DATASET RECORDS:
──────────
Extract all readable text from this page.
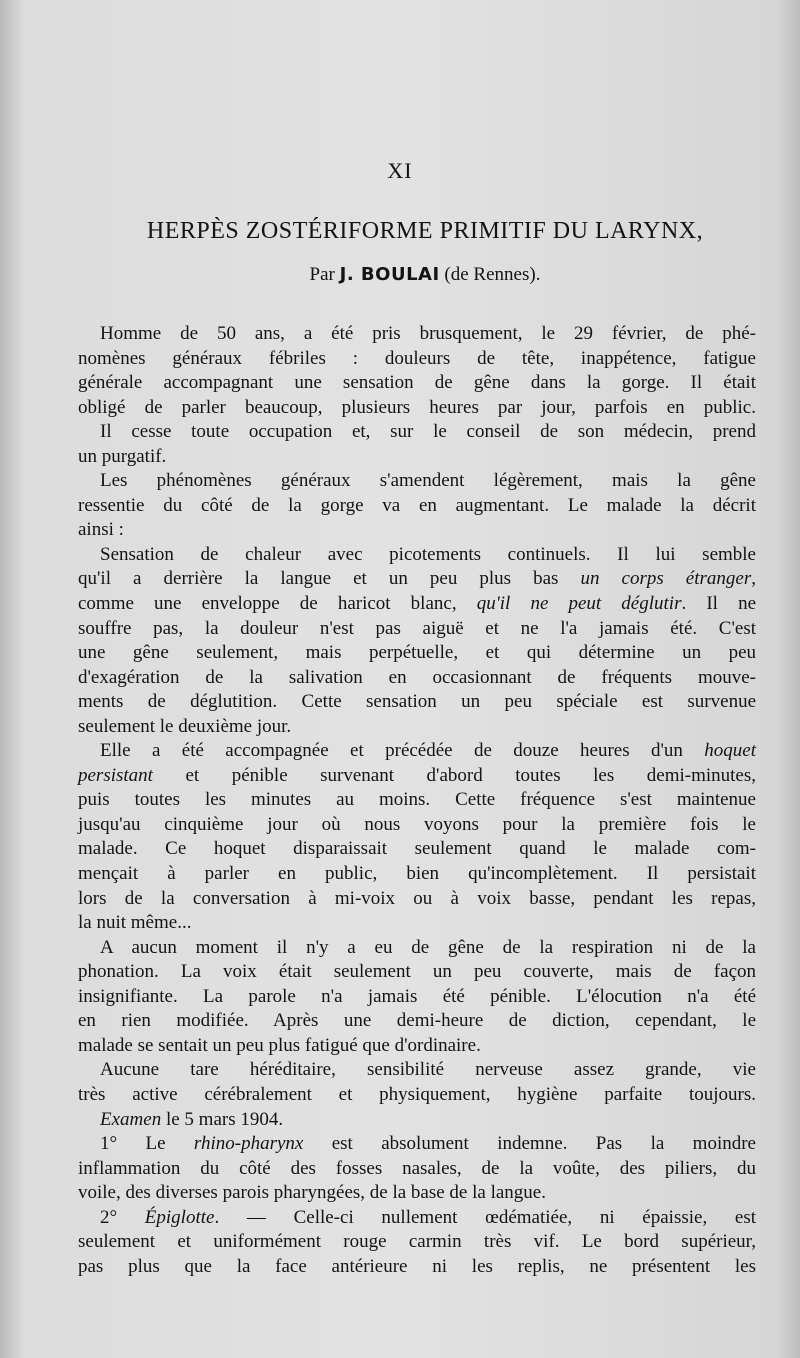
XI
HERPÈS ZOSTÉRIFORME PRIMITIF DU LARYNX,
Par J. BOULAI (de Rennes).
Homme de 50 ans, a été pris brusquement, le 29 février, de phé-
nomènes généraux fébriles : douleurs de tête, inappétence, fatigue
générale accompagnant une sensation de gêne dans la gorge. Il était
obligé de parler beaucoup, plusieurs heures par jour, parfois en public.
Il cesse toute occupation et, sur le conseil de son médecin, prend
un purgatif.
Les phénomènes généraux s'amendent légèrement, mais la gêne
ressentie du côté de la gorge va en augmentant. Le malade la décrit
ainsi :
Sensation de chaleur avec picotements continuels. Il lui semble
qu'il a derrière la langue et un peu plus bas un corps étranger,
comme une enveloppe de haricot blanc, qu'il ne peut déglutir. Il ne
souffre pas, la douleur n'est pas aiguë et ne l'a jamais été. C'est
une gêne seulement, mais perpétuelle, et qui détermine un peu
d'exagération de la salivation en occasionnant de fréquents mouve-
ments de déglutition. Cette sensation un peu spéciale est survenue
seulement le deuxième jour.
Elle a été accompagnée et précédée de douze heures d'un hoquet
persistant et pénible survenant d'abord toutes les demi-minutes,
puis toutes les minutes au moins. Cette fréquence s'est maintenue
jusqu'au cinquième jour où nous voyons pour la première fois le
malade. Ce hoquet disparaissait seulement quand le malade com-
mençait à parler en public, bien qu'incomplètement. Il persistait
lors de la conversation à mi-voix ou à voix basse, pendant les repas,
la nuit même...
A aucun moment il n'y a eu de gêne de la respiration ni de la
phonation. La voix était seulement un peu couverte, mais de façon
insignifiante. La parole n'a jamais été pénible. L'élocution n'a été
en rien modifiée. Après une demi-heure de diction, cependant, le
malade se sentait un peu plus fatigué que d'ordinaire.
Aucune tare héréditaire, sensibilité nerveuse assez grande, vie
très active cérébralement et physiquement, hygiène parfaite toujours.
Examen le 5 mars 1904.
1° Le rhino-pharynx est absolument indemne. Pas la moindre
inflammation du côté des fosses nasales, de la voûte, des piliers, du
voile, des diverses parois pharyngées, de la base de la langue.
2° Épiglotte. — Celle-ci nullement œdématiée, ni épaissie, est
seulement et uniformément rouge carmin très vif. Le bord supérieur,
pas plus que la face antérieure ni les replis, ne présentent les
──────────
SHORT TASK: Take the data above and repeat it exactly, leaving each picture out.

OUTPUT FOR THIS EXERCISE:
Extract all readable text from this page.
XI
HERPÈS ZOSTÉRIFORME PRIMITIF DU LARYNX,
Par J. BOULAI (de Rennes).
Homme de 50 ans, a été pris brusquement, le 29 février, de phé-
nomènes généraux fébriles : douleurs de tête, inappétence, fatigue
générale accompagnant une sensation de gêne dans la gorge. Il était
obligé de parler beaucoup, plusieurs heures par jour, parfois en public.
Il cesse toute occupation et, sur le conseil de son médecin, prend
un purgatif.
Les phénomènes généraux s'amendent légèrement, mais la gêne
ressentie du côté de la gorge va en augmentant. Le malade la décrit
ainsi :
Sensation de chaleur avec picotements continuels. Il lui semble
qu'il a derrière la langue et un peu plus bas un corps étranger,
comme une enveloppe de haricot blanc, qu'il ne peut déglutir. Il ne
souffre pas, la douleur n'est pas aiguë et ne l'a jamais été. C'est
une gêne seulement, mais perpétuelle, et qui détermine un peu
d'exagération de la salivation en occasionnant de fréquents mouve-
ments de déglutition. Cette sensation un peu spéciale est survenue
seulement le deuxième jour.
Elle a été accompagnée et précédée de douze heures d'un hoquet
persistant et pénible survenant d'abord toutes les demi-minutes,
puis toutes les minutes au moins. Cette fréquence s'est maintenue
jusqu'au cinquième jour où nous voyons pour la première fois le
malade. Ce hoquet disparaissait seulement quand le malade com-
mençait à parler en public, bien qu'incomplètement. Il persistait
lors de la conversation à mi-voix ou à voix basse, pendant les repas,
la nuit même...
A aucun moment il n'y a eu de gêne de la respiration ni de la
phonation. La voix était seulement un peu couverte, mais de façon
insignifiante. La parole n'a jamais été pénible. L'élocution n'a été
en rien modifiée. Après une demi-heure de diction, cependant, le
malade se sentait un peu plus fatigué que d'ordinaire.
Aucune tare héréditaire, sensibilité nerveuse assez grande, vie
très active cérébralement et physiquement, hygiène parfaite toujours.
Examen le 5 mars 1904.
1° Le rhino-pharynx est absolument indemne. Pas la moindre
inflammation du côté des fosses nasales, de la voûte, des piliers, du
voile, des diverses parois pharyngées, de la base de la langue.
2° Épiglotte. — Celle-ci nullement œdématiée, ni épaissie, est
seulement et uniformément rouge carmin très vif. Le bord supérieur,
pas plus que la face antérieure ni les replis, ne présentent les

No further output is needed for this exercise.